What you will do:
Retype, without alteration, each line from the line containing "What text is on this page?" to the final line of the records.

>>

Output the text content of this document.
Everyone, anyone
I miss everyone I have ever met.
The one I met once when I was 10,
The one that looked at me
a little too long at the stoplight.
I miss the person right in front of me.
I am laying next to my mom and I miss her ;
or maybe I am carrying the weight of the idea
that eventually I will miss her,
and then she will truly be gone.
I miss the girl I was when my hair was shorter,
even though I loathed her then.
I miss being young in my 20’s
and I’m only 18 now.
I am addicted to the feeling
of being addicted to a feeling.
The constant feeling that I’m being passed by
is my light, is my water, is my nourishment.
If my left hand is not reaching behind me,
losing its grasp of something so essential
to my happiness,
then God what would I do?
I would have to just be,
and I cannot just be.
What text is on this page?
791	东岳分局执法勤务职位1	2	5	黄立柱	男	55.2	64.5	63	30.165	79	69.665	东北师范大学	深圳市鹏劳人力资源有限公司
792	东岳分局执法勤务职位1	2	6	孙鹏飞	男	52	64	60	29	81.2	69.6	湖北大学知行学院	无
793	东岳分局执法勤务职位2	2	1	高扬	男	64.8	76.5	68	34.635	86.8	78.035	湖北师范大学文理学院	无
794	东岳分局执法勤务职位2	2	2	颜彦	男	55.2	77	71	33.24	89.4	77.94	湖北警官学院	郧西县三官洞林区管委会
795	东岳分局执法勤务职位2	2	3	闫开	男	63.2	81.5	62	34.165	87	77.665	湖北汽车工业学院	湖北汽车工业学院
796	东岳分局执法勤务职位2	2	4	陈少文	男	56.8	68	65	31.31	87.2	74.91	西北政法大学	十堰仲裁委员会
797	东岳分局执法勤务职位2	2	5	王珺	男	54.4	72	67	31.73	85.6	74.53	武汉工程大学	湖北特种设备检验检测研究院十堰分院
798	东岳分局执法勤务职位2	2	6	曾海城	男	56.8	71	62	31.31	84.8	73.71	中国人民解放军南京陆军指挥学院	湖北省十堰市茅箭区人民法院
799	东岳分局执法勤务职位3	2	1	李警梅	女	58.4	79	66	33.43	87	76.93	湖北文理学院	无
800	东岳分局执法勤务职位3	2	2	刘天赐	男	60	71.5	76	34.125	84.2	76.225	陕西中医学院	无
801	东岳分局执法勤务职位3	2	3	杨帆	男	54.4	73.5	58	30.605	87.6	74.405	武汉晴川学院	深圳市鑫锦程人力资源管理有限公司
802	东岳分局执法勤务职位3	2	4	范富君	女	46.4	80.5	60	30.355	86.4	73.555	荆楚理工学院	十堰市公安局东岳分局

<<

Output:
What text is on this page?
791	东岳分局执法勤务职位1	2	5	黄立柱	男	55.2	64.5	63	30.165	79	69.665	东北师范大学	深圳市鹏劳人力资源有限公司
792	东岳分局执法勤务职位1	2	6	孙鹏飞	男	52	64	60	29	81.2	69.6	湖北大学知行学院	无
793	东岳分局执法勤务职位2	2	1	高扬	男	64.8	76.5	68	34.635	86.8	78.035	湖北师范大学文理学院	无
794	东岳分局执法勤务职位2	2	2	颜彦	男	55.2	77	71	33.24	89.4	77.94	湖北警官学院	郧西县三官洞林区管委会
795	东岳分局执法勤务职位2	2	3	闫开	男	63.2	81.5	62	34.165	87	77.665	湖北汽车工业学院	湖北汽车工业学院
796	东岳分局执法勤务职位2	2	4	陈少文	男	56.8	68	65	31.31	87.2	74.91	西北政法大学	十堰仲裁委员会
797	东岳分局执法勤务职位2	2	5	王珺	男	54.4	72	67	31.73	85.6	74.53	武汉工程大学	湖北特种设备检验检测研究院十堰分院
798	东岳分局执法勤务职位2	2	6	曾海城	男	56.8	71	62	31.31	84.8	73.71	中国人民解放军南京陆军指挥学院	湖北省十堰市茅箭区人民法院
799	东岳分局执法勤务职位3	2	1	李警梅	女	58.4	79	66	33.43	87	76.93	湖北文理学院	无
800	东岳分局执法勤务职位3	2	2	刘天赐	男	60	71.5	76	34.125	84.2	76.225	陕西中医学院	无
801	东岳分局执法勤务职位3	2	3	杨帆	男	54.4	73.5	58	30.605	87.6	74.405	武汉晴川学院	深圳市鑫锦程人力资源管理有限公司
802	东岳分局执法勤务职位3	2	4	范富君	女	46.4	80.5	60	30.355	86.4	73.555	荆楚理工学院	十堰市公安局东岳分局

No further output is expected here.